Extracto de página
--
Y nos pone de cara a la muerte.
Leer
es vivir por sustitución. Mil vidas, mil historias, ser otros mil que no
seremos nunca pero, paradójicamente, somos en el tiempo de la lectura.
Para
comprender acabadamente esta idea es necesaria la intuición global de la
resta: si nos quitamos lo leído, ¿quiénes somos?, ¿qué queda de nosotros?,
¿cuál es nuestro nombre si debemos restar al propio el de Dostoievski,
Cervantes, Dante, Shakespeare, Balzac, Aristóteles, Calderón, Kazantzakis,
Platón, San Juan de la Cruz, Niezsche, Machado, Goethe, Quevedo, Salinas,
Heidegger...?
--
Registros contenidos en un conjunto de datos
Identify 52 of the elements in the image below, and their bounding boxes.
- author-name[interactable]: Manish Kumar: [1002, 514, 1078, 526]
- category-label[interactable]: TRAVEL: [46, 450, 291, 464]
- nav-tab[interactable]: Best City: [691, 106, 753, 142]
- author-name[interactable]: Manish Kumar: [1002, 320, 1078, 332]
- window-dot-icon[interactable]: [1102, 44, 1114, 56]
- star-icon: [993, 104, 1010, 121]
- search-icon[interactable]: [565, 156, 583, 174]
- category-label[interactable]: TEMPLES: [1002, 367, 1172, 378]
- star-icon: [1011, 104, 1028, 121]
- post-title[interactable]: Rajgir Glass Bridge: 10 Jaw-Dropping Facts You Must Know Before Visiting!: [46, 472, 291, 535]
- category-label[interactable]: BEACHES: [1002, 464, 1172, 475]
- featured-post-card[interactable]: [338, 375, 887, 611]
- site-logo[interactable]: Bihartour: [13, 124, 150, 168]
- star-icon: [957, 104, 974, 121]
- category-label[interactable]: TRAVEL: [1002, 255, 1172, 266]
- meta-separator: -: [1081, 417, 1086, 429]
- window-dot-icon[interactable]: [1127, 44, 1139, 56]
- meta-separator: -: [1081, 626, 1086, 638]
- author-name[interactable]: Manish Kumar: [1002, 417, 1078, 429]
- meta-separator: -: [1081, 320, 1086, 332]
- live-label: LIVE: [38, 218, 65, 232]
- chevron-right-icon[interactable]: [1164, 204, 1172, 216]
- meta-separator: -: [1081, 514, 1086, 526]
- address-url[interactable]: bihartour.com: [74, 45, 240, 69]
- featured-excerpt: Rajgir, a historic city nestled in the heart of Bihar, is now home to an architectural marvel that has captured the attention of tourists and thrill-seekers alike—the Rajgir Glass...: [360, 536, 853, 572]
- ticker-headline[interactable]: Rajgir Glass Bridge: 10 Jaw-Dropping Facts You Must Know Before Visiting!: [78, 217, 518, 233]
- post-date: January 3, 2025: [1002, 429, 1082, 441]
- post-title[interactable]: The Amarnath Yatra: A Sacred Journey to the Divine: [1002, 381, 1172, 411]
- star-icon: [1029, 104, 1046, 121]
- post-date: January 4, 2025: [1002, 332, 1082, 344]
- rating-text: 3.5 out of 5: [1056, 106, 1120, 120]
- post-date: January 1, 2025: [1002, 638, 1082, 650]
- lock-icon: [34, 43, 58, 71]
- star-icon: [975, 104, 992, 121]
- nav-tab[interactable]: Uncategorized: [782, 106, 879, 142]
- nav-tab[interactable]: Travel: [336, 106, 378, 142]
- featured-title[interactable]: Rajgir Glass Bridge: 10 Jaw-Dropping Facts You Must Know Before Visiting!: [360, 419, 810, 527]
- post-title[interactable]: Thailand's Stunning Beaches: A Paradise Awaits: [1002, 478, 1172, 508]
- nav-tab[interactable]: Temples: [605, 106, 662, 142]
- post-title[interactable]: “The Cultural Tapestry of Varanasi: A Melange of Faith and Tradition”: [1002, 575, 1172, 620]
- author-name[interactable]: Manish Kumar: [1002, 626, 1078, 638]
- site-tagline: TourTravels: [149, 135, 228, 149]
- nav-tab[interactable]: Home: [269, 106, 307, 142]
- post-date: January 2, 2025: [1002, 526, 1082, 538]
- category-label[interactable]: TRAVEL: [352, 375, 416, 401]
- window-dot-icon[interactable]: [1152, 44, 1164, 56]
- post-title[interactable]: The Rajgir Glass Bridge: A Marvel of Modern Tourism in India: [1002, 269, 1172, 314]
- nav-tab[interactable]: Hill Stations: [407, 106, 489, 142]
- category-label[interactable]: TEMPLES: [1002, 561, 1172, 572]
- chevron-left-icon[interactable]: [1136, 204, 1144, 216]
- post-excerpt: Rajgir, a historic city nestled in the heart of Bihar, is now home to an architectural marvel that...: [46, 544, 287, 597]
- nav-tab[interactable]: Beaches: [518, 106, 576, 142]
--
Tarea 1
Según el extracto sobre la lectura, ¿qué es leer?
Tarea 2
Prosigue el extracto sobre la lectura desde el punto en que termina.

Respuesta 1
Leer es vivir por sustitución.

Respuesta 2
Ya no seríamos quienes
somos sin ellos. Han sido nuestros maestros, pero no de doctrinas ni de ideas
ni de estética. En realidad, lo que nos enseñaron es lo mismo que construyeron:
simultáneamente nos dijeron quiénes somos y nos hicieron los que somos.
La
urdimbre que teje nuestro yo con sus lecturas, ésa es nuestra identidad.
Fuente: Benda, Ana, Hernández de Lamas, Graciela,
Ianantuoni, Elena (2000) La
importancia del uso del libro en la educación. Buenos Aires: Santillana. pp. 13-17.